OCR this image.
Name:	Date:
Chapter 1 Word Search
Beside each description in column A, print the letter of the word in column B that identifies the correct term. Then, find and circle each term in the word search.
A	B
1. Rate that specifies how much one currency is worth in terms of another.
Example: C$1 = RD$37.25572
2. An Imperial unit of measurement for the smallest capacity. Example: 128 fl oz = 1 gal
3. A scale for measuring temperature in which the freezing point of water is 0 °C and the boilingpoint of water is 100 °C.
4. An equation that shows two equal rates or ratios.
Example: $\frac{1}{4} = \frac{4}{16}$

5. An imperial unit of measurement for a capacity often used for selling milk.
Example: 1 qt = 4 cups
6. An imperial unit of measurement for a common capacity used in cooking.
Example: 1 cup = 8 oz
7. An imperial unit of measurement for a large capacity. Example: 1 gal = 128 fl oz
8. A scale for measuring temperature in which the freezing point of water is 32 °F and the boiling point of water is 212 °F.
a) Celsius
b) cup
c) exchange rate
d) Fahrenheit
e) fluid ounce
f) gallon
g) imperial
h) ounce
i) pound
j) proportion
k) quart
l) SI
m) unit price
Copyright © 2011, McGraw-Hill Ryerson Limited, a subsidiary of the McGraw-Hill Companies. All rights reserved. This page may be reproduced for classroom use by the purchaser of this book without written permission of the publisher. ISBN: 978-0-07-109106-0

Job: Write out the material exactly as given.

Output for this task:
OCR this image.
Name:	Date:
Chapter 1 Word Search
Beside each description in column A, print the letter of the word in column B that identifies the correct term. Then, find and circle each term in the word search.
A	B
1. Rate that specifies how much one currency is worth in terms of another.
Example: C$1 = RD$37.25572
2. An Imperial unit of measurement for the smallest capacity. Example: 128 fl oz = 1 gal
3. A scale for measuring temperature in which the freezing point of water is 0 °C and the boilingpoint of water is 100 °C.
4. An equation that shows two equal rates or ratios.
Example: $\frac{1}{4} = \frac{4}{16}$

5. An imperial unit of measurement for a capacity often used for selling milk.
Example: 1 qt = 4 cups
6. An imperial unit of measurement for a common capacity used in cooking.
Example: 1 cup = 8 oz
7. An imperial unit of measurement for a large capacity. Example: 1 gal = 128 fl oz
8. A scale for measuring temperature in which the freezing point of water is 32 °F and the boiling point of water is 212 °F.
a) Celsius
b) cup
c) exchange rate
d) Fahrenheit
e) fluid ounce
f) gallon
g) imperial
h) ounce
i) pound
j) proportion
k) quart
l) SI
m) unit price
Copyright © 2011, McGraw-Hill Ryerson Limited, a subsidiary of the McGraw-Hill Companies. All rights reserved. This page may be reproduced for classroom use by the purchaser of this book without written permission of the publisher. ISBN: 978-0-07-109106-0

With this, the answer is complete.